### PROBLEM DETAILS
Please give the count of lines holding the string "中频率为" and nothing besides.

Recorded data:

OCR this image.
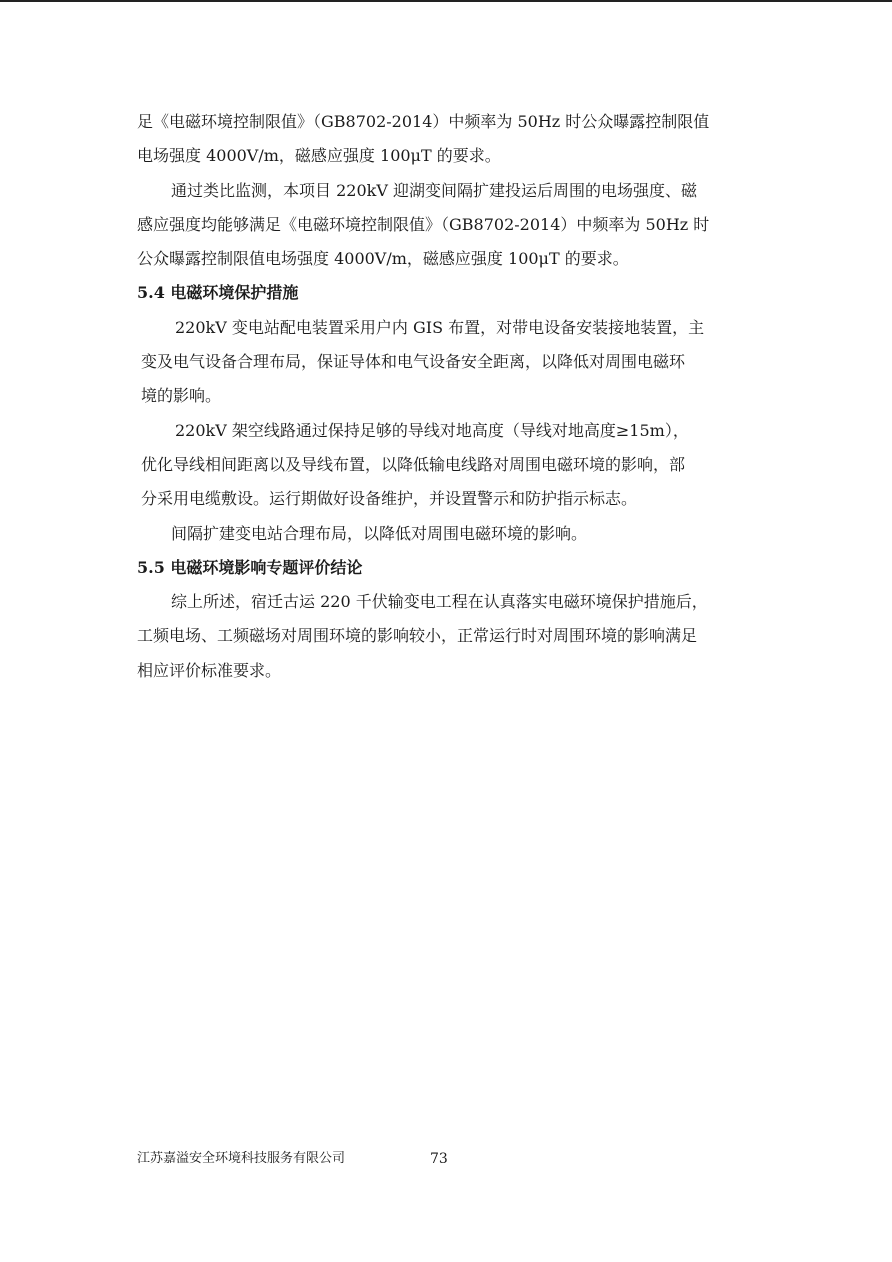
足《电磁环境控制限值》（GB8702-2014）中频率为 50Hz 时公众曝露控制限值
电场强度 4000V/m，磁感应强度 100μT 的要求。
通过类比监测，本项目 220kV 迎湖变间隔扩建投运后周围的电场强度、磁
感应强度均能够满足《电磁环境控制限值》（GB8702-2014）中频率为 50Hz 时
公众曝露控制限值电场强度 4000V/m，磁感应强度 100μT 的要求。
5.4 电磁环境保护措施
220kV 变电站配电装置采用户内 GIS 布置，对带电设备安装接地装置，主
变及电气设备合理布局，保证导体和电气设备安全距离，以降低对周围电磁环
境的影响。
220kV 架空线路通过保持足够的导线对地高度（导线对地高度≥15m），
优化导线相间距离以及导线布置，以降低输电线路对周围电磁环境的影响，部
分采用电缆敷设。运行期做好设备维护，并设置警示和防护指示标志。
间隔扩建变电站合理布局，以降低对周围电磁环境的影响。
5.5 电磁环境影响专题评价结论
综上所述，宿迁古运 220 千伏输变电工程在认真落实电磁环境保护措施后，
工频电场、工频磁场对周围环境的影响较小，正常运行时对周围环境的影响满足
相应评价标准要求。
江苏嘉溢安全环境科技服务有限公司	73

### CORRECT RESPONSE
2